[START Task input]

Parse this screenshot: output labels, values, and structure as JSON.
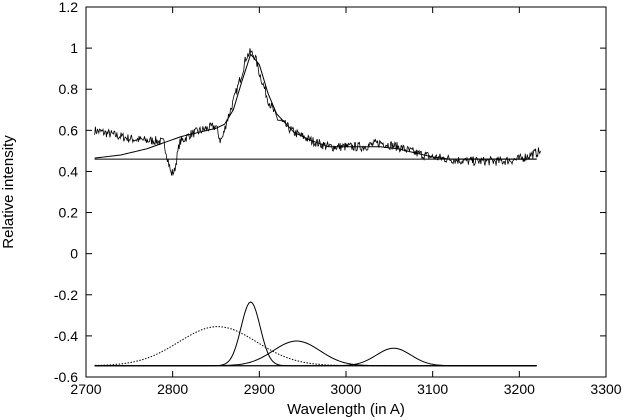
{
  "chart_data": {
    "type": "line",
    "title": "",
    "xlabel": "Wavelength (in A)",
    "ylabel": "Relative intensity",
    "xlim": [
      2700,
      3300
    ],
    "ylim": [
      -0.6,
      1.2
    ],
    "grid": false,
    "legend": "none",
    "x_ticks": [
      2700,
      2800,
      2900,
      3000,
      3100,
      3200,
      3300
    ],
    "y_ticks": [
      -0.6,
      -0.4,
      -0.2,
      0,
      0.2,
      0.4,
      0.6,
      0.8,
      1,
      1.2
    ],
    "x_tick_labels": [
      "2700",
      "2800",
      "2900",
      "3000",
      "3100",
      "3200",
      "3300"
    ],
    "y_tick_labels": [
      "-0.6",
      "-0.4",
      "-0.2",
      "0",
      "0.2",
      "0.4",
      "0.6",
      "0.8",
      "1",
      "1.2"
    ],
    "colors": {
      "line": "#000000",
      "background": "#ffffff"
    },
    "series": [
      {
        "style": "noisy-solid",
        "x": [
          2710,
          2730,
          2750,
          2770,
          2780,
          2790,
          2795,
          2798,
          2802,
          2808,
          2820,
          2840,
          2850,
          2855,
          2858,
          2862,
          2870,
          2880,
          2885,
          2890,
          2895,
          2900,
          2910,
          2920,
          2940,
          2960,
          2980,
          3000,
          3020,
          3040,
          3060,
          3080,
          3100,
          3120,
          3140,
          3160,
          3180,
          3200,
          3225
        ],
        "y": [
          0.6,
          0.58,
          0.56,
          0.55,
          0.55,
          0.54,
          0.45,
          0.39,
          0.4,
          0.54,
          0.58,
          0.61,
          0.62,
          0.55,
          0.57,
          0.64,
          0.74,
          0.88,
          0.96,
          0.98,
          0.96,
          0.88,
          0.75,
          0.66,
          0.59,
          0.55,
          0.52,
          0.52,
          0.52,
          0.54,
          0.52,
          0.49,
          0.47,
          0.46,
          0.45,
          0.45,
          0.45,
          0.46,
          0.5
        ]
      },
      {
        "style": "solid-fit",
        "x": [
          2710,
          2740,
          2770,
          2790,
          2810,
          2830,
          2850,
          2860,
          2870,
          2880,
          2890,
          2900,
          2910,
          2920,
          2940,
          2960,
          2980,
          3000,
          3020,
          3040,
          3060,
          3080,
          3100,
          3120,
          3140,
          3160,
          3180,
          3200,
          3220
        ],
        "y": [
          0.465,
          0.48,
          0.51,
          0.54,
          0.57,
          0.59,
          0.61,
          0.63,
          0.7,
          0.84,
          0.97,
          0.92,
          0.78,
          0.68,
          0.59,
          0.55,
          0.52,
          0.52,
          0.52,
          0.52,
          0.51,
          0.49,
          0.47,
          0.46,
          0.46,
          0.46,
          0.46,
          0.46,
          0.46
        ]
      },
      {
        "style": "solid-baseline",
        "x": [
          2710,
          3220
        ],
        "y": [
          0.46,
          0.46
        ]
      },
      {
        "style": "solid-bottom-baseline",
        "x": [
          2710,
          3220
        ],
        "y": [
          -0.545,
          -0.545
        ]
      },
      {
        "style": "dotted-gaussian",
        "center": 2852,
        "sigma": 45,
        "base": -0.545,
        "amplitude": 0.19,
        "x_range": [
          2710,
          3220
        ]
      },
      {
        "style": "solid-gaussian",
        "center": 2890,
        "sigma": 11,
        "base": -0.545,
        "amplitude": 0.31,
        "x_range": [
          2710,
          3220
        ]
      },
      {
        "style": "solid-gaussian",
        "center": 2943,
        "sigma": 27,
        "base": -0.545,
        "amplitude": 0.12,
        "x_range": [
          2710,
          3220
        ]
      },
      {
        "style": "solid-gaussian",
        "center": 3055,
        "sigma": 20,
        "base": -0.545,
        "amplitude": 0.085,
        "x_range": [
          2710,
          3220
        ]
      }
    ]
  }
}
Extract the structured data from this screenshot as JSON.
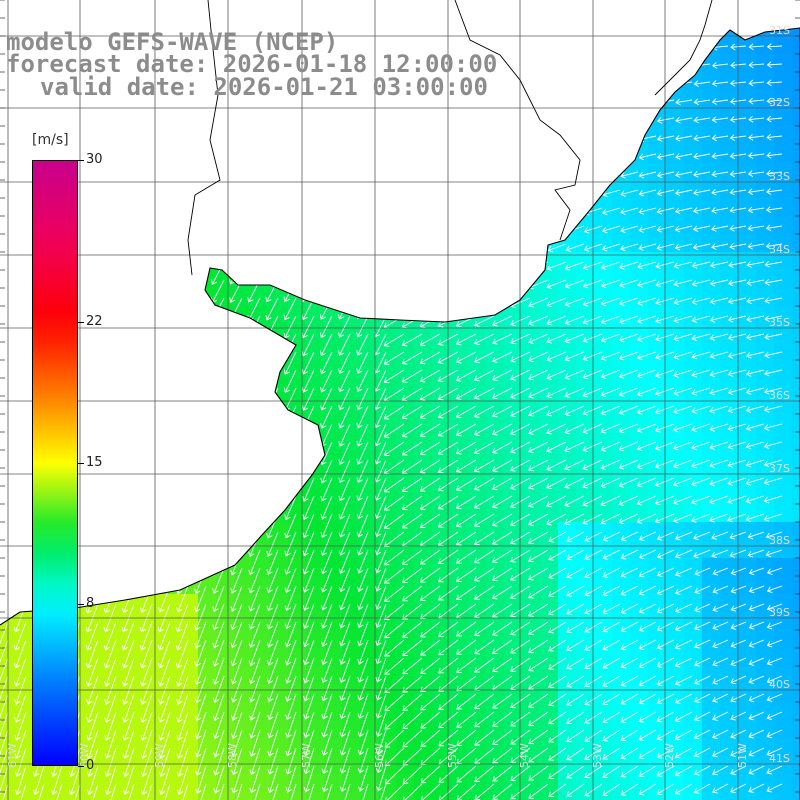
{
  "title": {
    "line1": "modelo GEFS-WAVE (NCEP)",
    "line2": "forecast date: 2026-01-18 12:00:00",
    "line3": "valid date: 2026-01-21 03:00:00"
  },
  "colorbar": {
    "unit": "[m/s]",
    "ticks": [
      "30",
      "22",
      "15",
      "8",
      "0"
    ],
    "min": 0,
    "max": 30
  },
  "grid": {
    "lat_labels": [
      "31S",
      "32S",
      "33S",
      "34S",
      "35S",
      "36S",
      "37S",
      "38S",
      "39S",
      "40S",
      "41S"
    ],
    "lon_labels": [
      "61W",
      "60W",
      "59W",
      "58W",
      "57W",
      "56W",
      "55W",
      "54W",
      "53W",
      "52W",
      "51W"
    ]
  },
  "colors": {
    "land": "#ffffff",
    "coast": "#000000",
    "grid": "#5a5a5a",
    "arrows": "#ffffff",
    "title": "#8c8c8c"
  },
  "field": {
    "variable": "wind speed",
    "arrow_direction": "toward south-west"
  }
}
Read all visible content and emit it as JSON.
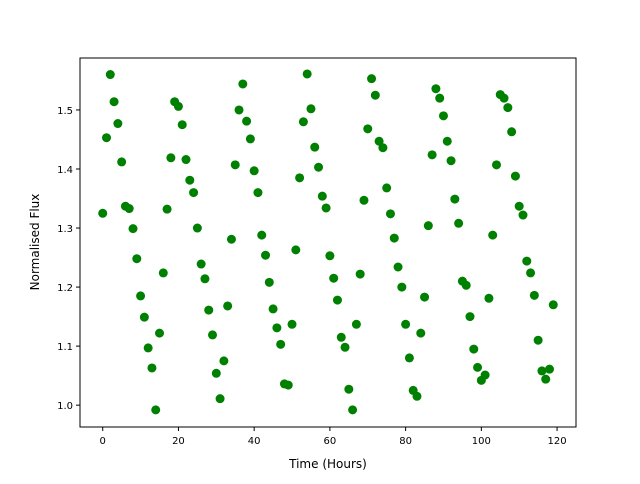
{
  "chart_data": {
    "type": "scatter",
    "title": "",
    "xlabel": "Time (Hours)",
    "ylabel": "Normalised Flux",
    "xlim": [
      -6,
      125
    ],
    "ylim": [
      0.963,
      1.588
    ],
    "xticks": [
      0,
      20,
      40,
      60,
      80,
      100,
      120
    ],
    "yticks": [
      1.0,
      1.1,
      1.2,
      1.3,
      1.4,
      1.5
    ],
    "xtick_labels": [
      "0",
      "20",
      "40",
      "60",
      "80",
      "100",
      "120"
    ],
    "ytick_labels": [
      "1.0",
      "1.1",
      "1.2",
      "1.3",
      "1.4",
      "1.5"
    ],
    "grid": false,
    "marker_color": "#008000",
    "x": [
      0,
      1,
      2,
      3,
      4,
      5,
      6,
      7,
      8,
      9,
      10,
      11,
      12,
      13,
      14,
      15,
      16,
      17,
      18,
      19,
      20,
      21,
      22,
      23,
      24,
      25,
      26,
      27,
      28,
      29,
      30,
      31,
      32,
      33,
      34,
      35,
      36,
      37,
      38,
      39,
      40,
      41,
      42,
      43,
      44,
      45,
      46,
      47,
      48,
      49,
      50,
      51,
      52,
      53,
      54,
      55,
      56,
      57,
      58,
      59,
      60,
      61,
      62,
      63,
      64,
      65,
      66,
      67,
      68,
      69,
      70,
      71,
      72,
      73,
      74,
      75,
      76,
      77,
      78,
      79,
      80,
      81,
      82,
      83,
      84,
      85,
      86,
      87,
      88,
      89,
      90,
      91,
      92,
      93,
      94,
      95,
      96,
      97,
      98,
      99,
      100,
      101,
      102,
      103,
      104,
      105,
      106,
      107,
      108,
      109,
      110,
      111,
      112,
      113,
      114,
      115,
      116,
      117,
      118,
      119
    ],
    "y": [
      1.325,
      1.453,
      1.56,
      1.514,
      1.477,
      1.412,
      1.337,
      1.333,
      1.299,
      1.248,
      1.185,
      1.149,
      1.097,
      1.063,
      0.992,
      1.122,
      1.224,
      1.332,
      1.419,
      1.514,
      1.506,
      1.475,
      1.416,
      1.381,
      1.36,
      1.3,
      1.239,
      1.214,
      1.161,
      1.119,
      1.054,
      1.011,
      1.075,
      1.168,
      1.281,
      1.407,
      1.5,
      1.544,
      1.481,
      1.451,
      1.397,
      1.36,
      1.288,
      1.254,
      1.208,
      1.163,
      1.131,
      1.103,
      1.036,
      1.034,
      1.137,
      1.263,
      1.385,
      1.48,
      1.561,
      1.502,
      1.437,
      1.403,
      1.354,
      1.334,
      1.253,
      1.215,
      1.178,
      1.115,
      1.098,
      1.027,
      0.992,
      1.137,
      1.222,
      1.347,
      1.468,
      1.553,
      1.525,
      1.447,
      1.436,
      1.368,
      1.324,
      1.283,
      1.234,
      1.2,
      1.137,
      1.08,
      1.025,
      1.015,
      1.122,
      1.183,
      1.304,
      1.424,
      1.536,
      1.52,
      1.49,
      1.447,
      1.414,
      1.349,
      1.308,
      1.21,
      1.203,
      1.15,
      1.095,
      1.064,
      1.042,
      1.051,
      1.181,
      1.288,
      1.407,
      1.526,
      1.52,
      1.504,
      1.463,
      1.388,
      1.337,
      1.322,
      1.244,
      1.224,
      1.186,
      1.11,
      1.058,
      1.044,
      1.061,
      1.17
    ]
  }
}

[END Task input]
[START Task input]

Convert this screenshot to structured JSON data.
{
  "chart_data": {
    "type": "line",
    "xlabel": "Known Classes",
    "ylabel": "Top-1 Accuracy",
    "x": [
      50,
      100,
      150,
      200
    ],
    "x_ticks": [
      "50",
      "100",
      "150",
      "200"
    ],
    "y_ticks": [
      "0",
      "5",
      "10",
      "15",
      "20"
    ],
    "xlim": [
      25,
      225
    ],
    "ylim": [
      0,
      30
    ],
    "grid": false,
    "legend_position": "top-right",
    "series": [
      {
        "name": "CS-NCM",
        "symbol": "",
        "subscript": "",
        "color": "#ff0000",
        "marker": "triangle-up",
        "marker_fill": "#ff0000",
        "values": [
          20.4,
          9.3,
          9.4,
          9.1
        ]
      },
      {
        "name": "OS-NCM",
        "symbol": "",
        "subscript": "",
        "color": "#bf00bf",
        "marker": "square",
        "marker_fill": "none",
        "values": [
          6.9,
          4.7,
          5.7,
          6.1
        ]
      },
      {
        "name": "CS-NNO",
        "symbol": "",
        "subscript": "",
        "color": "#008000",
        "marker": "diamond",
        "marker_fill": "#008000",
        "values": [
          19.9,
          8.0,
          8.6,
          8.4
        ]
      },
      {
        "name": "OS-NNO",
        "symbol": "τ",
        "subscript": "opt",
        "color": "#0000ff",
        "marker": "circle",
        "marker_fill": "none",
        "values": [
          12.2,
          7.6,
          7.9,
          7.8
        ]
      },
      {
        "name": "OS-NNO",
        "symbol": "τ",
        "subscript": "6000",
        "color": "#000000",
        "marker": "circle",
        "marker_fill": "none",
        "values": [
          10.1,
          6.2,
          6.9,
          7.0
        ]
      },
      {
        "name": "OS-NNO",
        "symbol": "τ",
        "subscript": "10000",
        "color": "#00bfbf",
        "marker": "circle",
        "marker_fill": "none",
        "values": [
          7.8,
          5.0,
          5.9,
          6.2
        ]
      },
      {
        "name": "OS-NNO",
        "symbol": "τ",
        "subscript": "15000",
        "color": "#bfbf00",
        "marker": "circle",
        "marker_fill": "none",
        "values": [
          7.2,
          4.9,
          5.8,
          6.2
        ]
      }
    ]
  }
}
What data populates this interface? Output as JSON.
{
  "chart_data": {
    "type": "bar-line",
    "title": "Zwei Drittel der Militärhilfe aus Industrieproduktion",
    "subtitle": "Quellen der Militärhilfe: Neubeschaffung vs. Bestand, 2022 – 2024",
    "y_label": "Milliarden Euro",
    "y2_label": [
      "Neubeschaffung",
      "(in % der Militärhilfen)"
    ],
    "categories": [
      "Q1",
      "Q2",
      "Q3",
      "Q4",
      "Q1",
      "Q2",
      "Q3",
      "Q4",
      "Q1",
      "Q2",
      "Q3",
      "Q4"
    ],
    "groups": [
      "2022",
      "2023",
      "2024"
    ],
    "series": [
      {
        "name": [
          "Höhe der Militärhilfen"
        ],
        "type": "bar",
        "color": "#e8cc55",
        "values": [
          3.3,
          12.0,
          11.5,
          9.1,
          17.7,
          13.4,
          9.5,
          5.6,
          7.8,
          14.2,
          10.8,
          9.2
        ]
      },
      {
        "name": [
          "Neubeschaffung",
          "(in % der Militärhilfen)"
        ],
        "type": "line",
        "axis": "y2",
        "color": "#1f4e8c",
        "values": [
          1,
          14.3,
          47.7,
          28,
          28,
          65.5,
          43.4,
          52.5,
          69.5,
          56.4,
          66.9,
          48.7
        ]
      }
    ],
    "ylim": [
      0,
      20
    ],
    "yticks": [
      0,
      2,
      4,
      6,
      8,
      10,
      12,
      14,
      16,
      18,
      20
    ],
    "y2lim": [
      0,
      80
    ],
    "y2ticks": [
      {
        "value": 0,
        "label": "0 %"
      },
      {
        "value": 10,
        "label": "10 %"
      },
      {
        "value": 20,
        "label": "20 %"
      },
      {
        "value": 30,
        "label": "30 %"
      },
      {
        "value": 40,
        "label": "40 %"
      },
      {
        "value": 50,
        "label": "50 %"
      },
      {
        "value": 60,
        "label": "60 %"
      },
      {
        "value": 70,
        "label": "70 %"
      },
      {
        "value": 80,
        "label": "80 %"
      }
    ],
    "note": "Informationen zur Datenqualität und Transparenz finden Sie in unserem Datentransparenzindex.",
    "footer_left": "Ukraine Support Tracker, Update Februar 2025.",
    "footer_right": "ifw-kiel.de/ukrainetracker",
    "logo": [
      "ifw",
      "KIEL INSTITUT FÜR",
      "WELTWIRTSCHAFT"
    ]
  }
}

[END Task input]
[START Task input]

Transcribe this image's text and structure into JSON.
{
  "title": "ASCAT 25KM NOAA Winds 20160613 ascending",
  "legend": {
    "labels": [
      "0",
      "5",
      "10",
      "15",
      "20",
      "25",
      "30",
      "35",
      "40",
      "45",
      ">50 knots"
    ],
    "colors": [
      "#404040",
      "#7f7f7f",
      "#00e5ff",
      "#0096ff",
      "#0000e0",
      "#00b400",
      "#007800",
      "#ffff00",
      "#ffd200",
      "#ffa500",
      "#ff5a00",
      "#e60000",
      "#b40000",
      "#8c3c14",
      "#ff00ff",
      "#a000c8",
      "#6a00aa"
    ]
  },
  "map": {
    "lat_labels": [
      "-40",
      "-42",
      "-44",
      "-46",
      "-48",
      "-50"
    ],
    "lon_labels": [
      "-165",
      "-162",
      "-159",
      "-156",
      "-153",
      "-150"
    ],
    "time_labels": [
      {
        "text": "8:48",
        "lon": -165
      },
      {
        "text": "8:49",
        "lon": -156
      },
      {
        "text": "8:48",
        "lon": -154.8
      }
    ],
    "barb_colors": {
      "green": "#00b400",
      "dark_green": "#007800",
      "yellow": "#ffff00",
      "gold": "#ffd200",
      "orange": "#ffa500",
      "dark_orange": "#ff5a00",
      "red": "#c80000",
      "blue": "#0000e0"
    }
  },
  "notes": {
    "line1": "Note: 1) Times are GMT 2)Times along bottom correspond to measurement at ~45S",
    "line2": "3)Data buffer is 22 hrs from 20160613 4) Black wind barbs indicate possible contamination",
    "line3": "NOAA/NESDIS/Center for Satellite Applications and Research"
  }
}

[END Task input]

• _What is expected_
Lines containing the word "this" are to be tallied; report only the total.

• _Written solution_
5